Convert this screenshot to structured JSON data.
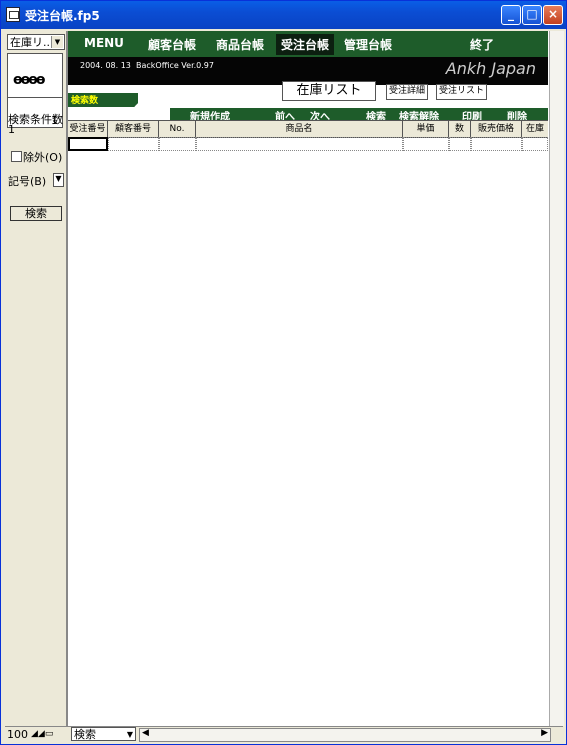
{
  "window": {
    "title": "受注台帳.fp5"
  },
  "left_panel": {
    "layout_select": "在庫リ...",
    "record_number": "1",
    "search_condition_label": "検索条件数",
    "search_condition_count": "1",
    "exclude_label": "除外(O)",
    "symbol_label": "記号(B)",
    "search_button": "検索"
  },
  "menu": {
    "items": [
      "MENU",
      "顧客台帳",
      "商品台帳",
      "受注台帳",
      "管理台帳",
      "終了"
    ],
    "active": "受注台帳"
  },
  "banner": {
    "date": "2004. 08. 13",
    "version": "BackOffice Ver.0.97",
    "brand": "Ankh Japan"
  },
  "search_count_label": "検索数",
  "list_title": "在庫リスト",
  "small_buttons": [
    "受注詳細",
    "受注リスト"
  ],
  "actions": [
    "新規作成",
    "前へ",
    "次へ",
    "検索",
    "検索解除",
    "印刷",
    "削除"
  ],
  "table": {
    "columns": [
      "受注番号",
      "顧客番号",
      "No.",
      "商品名",
      "単価",
      "数",
      "販売価格",
      "在庫"
    ]
  },
  "status": {
    "zoom": "100",
    "mode": "検索"
  }
}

# [The exercise]
All records should be output exactly, with the pictures left out.

# [The response]
Convert this screenshot to structured JSON data.
{
  "window": {
    "title": "受注台帳.fp5"
  },
  "left_panel": {
    "layout_select": "在庫リ...",
    "record_number": "1",
    "search_condition_label": "検索条件数",
    "search_condition_count": "1",
    "exclude_label": "除外(O)",
    "symbol_label": "記号(B)",
    "search_button": "検索"
  },
  "menu": {
    "items": [
      "MENU",
      "顧客台帳",
      "商品台帳",
      "受注台帳",
      "管理台帳",
      "終了"
    ],
    "active": "受注台帳"
  },
  "banner": {
    "date": "2004. 08. 13",
    "version": "BackOffice Ver.0.97",
    "brand": "Ankh Japan"
  },
  "search_count_label": "検索数",
  "list_title": "在庫リスト",
  "small_buttons": [
    "受注詳細",
    "受注リスト"
  ],
  "actions": [
    "新規作成",
    "前へ",
    "次へ",
    "検索",
    "検索解除",
    "印刷",
    "削除"
  ],
  "table": {
    "columns": [
      "受注番号",
      "顧客番号",
      "No.",
      "商品名",
      "単価",
      "数",
      "販売価格",
      "在庫"
    ]
  },
  "status": {
    "zoom": "100",
    "mode": "検索"
  }
}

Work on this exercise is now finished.